> **Goal**: An exact copy of every record is needed.

Stored data
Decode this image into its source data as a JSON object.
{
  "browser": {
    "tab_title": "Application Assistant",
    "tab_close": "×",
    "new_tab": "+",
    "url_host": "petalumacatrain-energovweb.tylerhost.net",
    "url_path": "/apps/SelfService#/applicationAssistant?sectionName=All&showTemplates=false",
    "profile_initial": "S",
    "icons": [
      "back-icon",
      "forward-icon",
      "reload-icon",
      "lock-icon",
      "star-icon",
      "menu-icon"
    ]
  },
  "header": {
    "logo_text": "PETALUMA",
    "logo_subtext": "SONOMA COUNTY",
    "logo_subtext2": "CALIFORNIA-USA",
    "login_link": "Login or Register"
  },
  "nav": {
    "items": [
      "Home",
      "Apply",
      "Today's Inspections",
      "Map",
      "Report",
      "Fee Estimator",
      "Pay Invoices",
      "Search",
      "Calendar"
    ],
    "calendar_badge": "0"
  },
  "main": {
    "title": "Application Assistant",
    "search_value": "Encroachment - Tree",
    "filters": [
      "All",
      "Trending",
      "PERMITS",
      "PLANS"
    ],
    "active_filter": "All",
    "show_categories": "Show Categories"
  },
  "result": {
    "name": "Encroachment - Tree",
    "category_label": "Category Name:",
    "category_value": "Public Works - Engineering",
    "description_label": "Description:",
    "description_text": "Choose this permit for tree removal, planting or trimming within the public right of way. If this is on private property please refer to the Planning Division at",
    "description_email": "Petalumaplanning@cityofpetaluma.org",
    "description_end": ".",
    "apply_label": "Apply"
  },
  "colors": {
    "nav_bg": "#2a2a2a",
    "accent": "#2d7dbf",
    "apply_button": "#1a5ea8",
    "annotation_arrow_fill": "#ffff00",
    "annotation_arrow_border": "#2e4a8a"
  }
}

> **Answer in full**:
Decode this image into its source data as a JSON object.
{
  "browser": {
    "tab_title": "Application Assistant",
    "tab_close": "×",
    "new_tab": "+",
    "url_host": "petalumacatrain-energovweb.tylerhost.net",
    "url_path": "/apps/SelfService#/applicationAssistant?sectionName=All&showTemplates=false",
    "profile_initial": "S",
    "icons": [
      "back-icon",
      "forward-icon",
      "reload-icon",
      "lock-icon",
      "star-icon",
      "menu-icon"
    ]
  },
  "header": {
    "logo_text": "PETALUMA",
    "logo_subtext": "SONOMA COUNTY",
    "logo_subtext2": "CALIFORNIA-USA",
    "login_link": "Login or Register"
  },
  "nav": {
    "items": [
      "Home",
      "Apply",
      "Today's Inspections",
      "Map",
      "Report",
      "Fee Estimator",
      "Pay Invoices",
      "Search",
      "Calendar"
    ],
    "calendar_badge": "0"
  },
  "main": {
    "title": "Application Assistant",
    "search_value": "Encroachment - Tree",
    "filters": [
      "All",
      "Trending",
      "PERMITS",
      "PLANS"
    ],
    "active_filter": "All",
    "show_categories": "Show Categories"
  },
  "result": {
    "name": "Encroachment - Tree",
    "category_label": "Category Name:",
    "category_value": "Public Works - Engineering",
    "description_label": "Description:",
    "description_text": "Choose this permit for tree removal, planting or trimming within the public right of way. If this is on private property please refer to the Planning Division at",
    "description_email": "Petalumaplanning@cityofpetaluma.org",
    "description_end": ".",
    "apply_label": "Apply"
  },
  "colors": {
    "nav_bg": "#2a2a2a",
    "accent": "#2d7dbf",
    "apply_button": "#1a5ea8",
    "annotation_arrow_fill": "#ffff00",
    "annotation_arrow_border": "#2e4a8a"
  }
}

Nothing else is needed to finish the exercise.